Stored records
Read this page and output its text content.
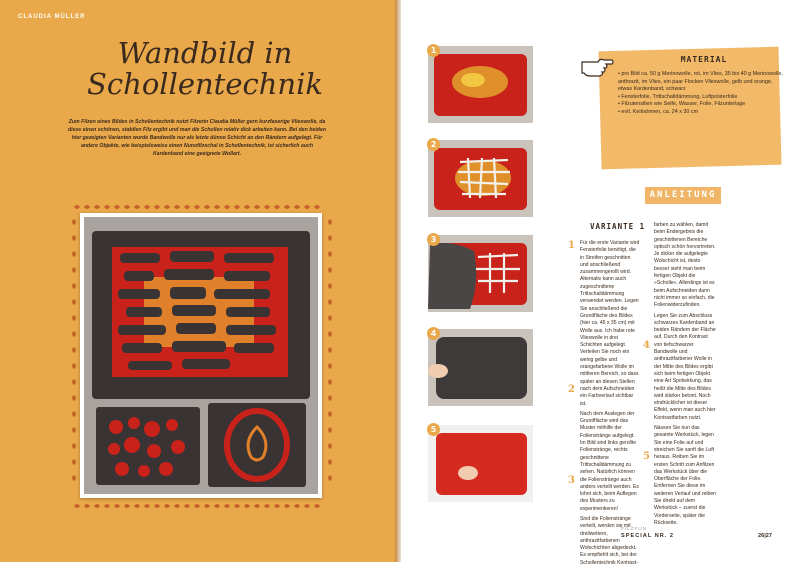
CLAUDIA MÜLLER
Wandbild in
Schollentechnik
Zum Filzen eines Bildes in Schollentechnik nutzt Filzerin Claudia Müller gern kurzfaserige Vlieswolle, da diese einen schönen, stabilen Filz ergibt und man die Schollen relativ dick arbeiten kann. Bei den beiden hier gezeigten Varianten wurde Bandwolle nur als letzte dünne Schicht an den Rändern aufgelegt. Für andere Objekte, wie beispielsweise einen Nunofilzschal in Schollentechnik, ist sicherlich auch Kardenband eine geeignete Wollart.
1
2
3
4
5
MATERIAL
• pro Bild ca. 50 g Merinowolle, rot, im Vlies, 35 bis 40 g Merinowolle, anthrazit, im Vlies, ein paar Flocken Vlieswolle, gelb und orange, etwas Kardenband, schwarz
• Fensterfolie, Trittschalldämmung, Luftpolsterfolie
• Filzutensilien wie Seife, Wasser, Folie, Filzunterlage
• evtl. Keilrahmen, ca. 24 x 30 cm
ANLEITUNG
VARIANTE 1
1
2
3
4
5

Für die erste Variante wird Fensterfolie benötigt, die in Streifen geschnitten und anschließend zusammengerollt wird. Alternativ kann auch zugeschnittene Trittschalldämmung verwendet werden. Legen Sie anschließend die Grundfläche des Bildes (hier ca. 45 x 35 cm) mit Wolle aus. Ich habe rote Vlieswolle in drei Schichten aufgelegt. Verteilen Sie noch ein wenig gelbe und orangefarbene Wolle im mittleren Bereich, so dass später an diesen Stellen nach dem Aufschneiden ein Farbverlauf sichtbar ist.

Nach dem Auslegen der Grundfläche wird das Muster mithilfe der Folienstränge aufgelegt. Im Bild sind links gerollte Folienstränge, rechts geschnittene Trittschalldämmung zu sehen. Natürlich können die Folienstränge auch anders verteilt werden. Es lohnt sich, beim Auflegen des Musters zu experimentieren!

Sind die Folienstränge verteilt, werden sie mit dreilwettern, anthrazitfarbenen Wolschichten abgedeckt. Es empfiehlt sich, bei der Schollentechnik Kontrast-

farben zu wählen, damit beim Endergebnis die geschnittenen Bereiche optisch schön hervortreten. Je dicker die aufgelegte Wolschicht ist, desto besser sieht man beim fertigen Objekt die »Scholle«. Allerdings ist es beim Aufschneiden dann nicht immer so einfach, die Folienwiderzufinden.

Legen Sie zum Abschluss schwarzes Kardenband an beiden Rändern der Fläche auf. Durch den Kontrast von tiefschwarzer Bandwolle und anthrazitfarbener Wolle in der Mitte des Bildes ergibt sich beim fertigen Objekt eine Art Spotwirkung, das heißt die Mitte des Bildes wird stärker betont. Noch eindrücklicher ist dieser Effekt, wenn man auch hier Kontrastfarben nutzt.

Nässen Sie nun das gesamte Werkstück, legen Sie eine Folie auf und streichen Sie sanft die Luft heraus. Reiben Sie im ersten Schritt zum Anfilzen das Werkstück über die Oberfläche der Folie. Entfernen Sie diese im weiteren Verlauf und reiben Sie direkt auf dem Werkstück – zuerst die Vorderseite, später die Rückseite.

FILZFUN
SPECIAL NR. 2	26|27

> [SET EXERCISE]
Quote the data above in full, leaving out the pictures it holds.

> [CORRECT OUTPUT]
Read this page and output its text content.
CLAUDIA MÜLLER
Wandbild in
Schollentechnik
Zum Filzen eines Bildes in Schollentechnik nutzt Filzerin Claudia Müller gern kurzfaserige Vlieswolle, da diese einen schönen, stabilen Filz ergibt und man die Schollen relativ dick arbeiten kann. Bei den beiden hier gezeigten Varianten wurde Bandwolle nur als letzte dünne Schicht an den Rändern aufgelegt. Für andere Objekte, wie beispielsweise einen Nunofilzschal in Schollentechnik, ist sicherlich auch Kardenband eine geeignete Wollart.
1
2
3
4
5
MATERIAL
• pro Bild ca. 50 g Merinowolle, rot, im Vlies, 35 bis 40 g Merinowolle, anthrazit, im Vlies, ein paar Flocken Vlieswolle, gelb und orange, etwas Kardenband, schwarz
• Fensterfolie, Trittschalldämmung, Luftpolsterfolie
• Filzutensilien wie Seife, Wasser, Folie, Filzunterlage
• evtl. Keilrahmen, ca. 24 x 30 cm
ANLEITUNG
VARIANTE 1
1
2
3
4
5

Für die erste Variante wird Fensterfolie benötigt, die in Streifen geschnitten und anschließend zusammengerollt wird. Alternativ kann auch zugeschnittene Trittschalldämmung verwendet werden. Legen Sie anschließend die Grundfläche des Bildes (hier ca. 45 x 35 cm) mit Wolle aus. Ich habe rote Vlieswolle in drei Schichten aufgelegt. Verteilen Sie noch ein wenig gelbe und orangefarbene Wolle im mittleren Bereich, so dass später an diesen Stellen nach dem Aufschneiden ein Farbverlauf sichtbar ist.

Nach dem Auslegen der Grundfläche wird das Muster mithilfe der Folienstränge aufgelegt. Im Bild sind links gerollte Folienstränge, rechts geschnittene Trittschalldämmung zu sehen. Natürlich können die Folienstränge auch anders verteilt werden. Es lohnt sich, beim Auflegen des Musters zu experimentieren!

Sind die Folienstränge verteilt, werden sie mit dreilwettern, anthrazitfarbenen Wolschichten abgedeckt. Es empfiehlt sich, bei der Schollentechnik Kontrast-

farben zu wählen, damit beim Endergebnis die geschnittenen Bereiche optisch schön hervortreten. Je dicker die aufgelegte Wolschicht ist, desto besser sieht man beim fertigen Objekt die »Scholle«. Allerdings ist es beim Aufschneiden dann nicht immer so einfach, die Folienwiderzufinden.

Legen Sie zum Abschluss schwarzes Kardenband an beiden Rändern der Fläche auf. Durch den Kontrast von tiefschwarzer Bandwolle und anthrazitfarbener Wolle in der Mitte des Bildes ergibt sich beim fertigen Objekt eine Art Spotwirkung, das heißt die Mitte des Bildes wird stärker betont. Noch eindrücklicher ist dieser Effekt, wenn man auch hier Kontrastfarben nutzt.

Nässen Sie nun das gesamte Werkstück, legen Sie eine Folie auf und streichen Sie sanft die Luft heraus. Reiben Sie im ersten Schritt zum Anfilzen das Werkstück über die Oberfläche der Folie. Entfernen Sie diese im weiteren Verlauf und reiben Sie direkt auf dem Werkstück – zuerst die Vorderseite, später die Rückseite.

FILZFUN
SPECIAL NR. 2	26|27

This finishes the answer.